▸ WHAT TO PRODUCE: Print the lines of the material exactly as they appear, from the line with "- ppt-ribbon: File" to the line with "- participants-menu-icon[interactable]: [868, 75, 871, 86]", including both of those lines and no others.
══ EXERCISE INPUTS ══
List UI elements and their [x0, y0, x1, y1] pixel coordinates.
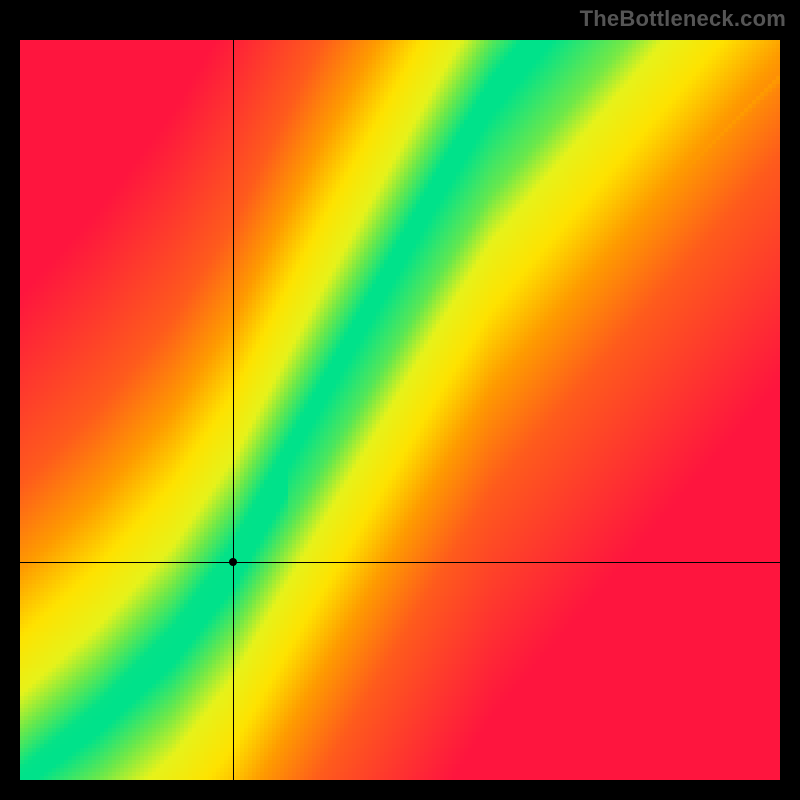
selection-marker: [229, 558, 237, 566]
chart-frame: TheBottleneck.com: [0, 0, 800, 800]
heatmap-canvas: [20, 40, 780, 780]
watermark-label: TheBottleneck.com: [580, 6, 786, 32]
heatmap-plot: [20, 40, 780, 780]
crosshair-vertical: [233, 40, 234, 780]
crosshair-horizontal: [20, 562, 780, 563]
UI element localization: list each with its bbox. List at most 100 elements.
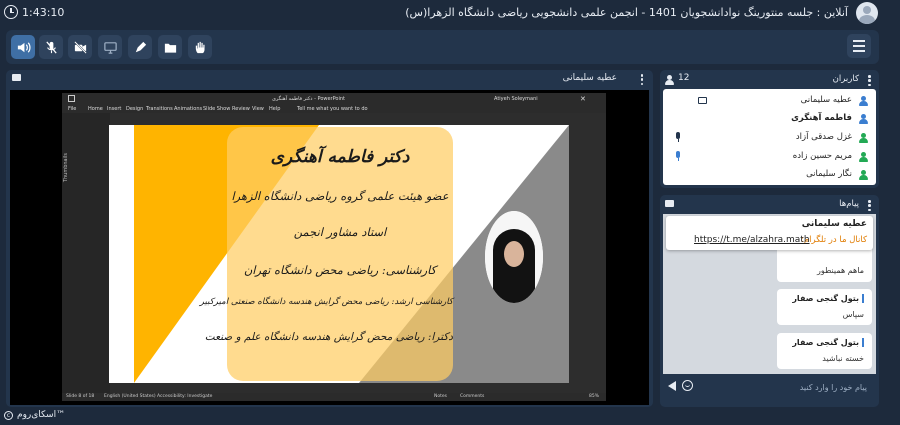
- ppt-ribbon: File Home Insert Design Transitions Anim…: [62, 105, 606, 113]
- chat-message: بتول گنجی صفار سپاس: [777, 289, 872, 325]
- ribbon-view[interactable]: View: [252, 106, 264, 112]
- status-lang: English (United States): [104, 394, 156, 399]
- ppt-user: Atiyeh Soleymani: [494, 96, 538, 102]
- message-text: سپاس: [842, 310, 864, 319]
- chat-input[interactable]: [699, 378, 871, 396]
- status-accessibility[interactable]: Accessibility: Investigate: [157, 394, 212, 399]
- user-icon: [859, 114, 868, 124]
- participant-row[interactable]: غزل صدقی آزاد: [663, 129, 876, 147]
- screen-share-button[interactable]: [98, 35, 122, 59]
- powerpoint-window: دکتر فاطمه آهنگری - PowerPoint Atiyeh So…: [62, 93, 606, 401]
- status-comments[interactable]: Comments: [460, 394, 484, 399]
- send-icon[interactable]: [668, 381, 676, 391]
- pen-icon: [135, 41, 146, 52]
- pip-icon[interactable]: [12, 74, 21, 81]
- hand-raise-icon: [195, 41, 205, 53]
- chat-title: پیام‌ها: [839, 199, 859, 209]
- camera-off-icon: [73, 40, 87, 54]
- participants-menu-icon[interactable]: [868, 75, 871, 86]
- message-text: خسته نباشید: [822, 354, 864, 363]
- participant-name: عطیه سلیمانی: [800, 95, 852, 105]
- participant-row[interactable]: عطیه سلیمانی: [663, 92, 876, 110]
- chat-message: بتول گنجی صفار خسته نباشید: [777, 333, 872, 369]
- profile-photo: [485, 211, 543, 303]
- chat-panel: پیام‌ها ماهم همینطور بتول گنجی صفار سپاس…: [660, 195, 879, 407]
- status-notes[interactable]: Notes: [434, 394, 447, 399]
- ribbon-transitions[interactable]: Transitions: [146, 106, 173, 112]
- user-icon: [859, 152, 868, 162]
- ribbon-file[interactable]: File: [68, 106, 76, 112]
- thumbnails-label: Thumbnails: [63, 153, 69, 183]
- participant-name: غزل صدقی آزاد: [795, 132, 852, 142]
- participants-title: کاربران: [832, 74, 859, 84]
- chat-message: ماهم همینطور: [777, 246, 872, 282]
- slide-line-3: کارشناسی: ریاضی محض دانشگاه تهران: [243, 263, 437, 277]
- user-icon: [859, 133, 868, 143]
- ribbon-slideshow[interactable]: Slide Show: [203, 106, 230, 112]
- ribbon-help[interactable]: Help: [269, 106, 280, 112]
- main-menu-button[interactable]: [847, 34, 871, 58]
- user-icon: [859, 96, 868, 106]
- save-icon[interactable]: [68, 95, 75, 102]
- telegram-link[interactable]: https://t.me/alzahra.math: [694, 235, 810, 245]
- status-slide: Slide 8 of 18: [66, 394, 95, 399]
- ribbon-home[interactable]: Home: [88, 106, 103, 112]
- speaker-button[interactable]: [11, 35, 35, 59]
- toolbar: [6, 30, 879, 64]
═══
▸ RESULT OF THIS EXERCISE:
- ppt-ribbon: File Home Insert Design Transitions Anim…: [62, 105, 606, 113]
- chat-message: بتول گنجی صفار سپاس: [777, 289, 872, 325]
- ribbon-view[interactable]: View: [252, 106, 264, 112]
- status-lang: English (United States): [104, 394, 156, 399]
- ppt-user: Atiyeh Soleymani: [494, 96, 538, 102]
- message-text: سپاس: [842, 310, 864, 319]
- chat-input[interactable]: [699, 378, 871, 396]
- status-accessibility[interactable]: Accessibility: Investigate: [157, 394, 212, 399]
- user-icon: [859, 114, 868, 124]
- participant-row[interactable]: غزل صدقی آزاد: [663, 129, 876, 147]
- screen-share-button[interactable]: [98, 35, 122, 59]
- powerpoint-window: دکتر فاطمه آهنگری - PowerPoint Atiyeh So…: [62, 93, 606, 401]
- status-comments[interactable]: Comments: [460, 394, 484, 399]
- send-icon[interactable]: [668, 381, 676, 391]
- pen-icon: [135, 41, 146, 52]
- pip-icon[interactable]: [12, 74, 21, 81]
- hand-raise-icon: [195, 41, 205, 53]
- chat-title: پیام‌ها: [839, 199, 859, 209]
- camera-off-icon: [73, 40, 87, 54]
- participants-menu-icon[interactable]: [868, 75, 871, 86]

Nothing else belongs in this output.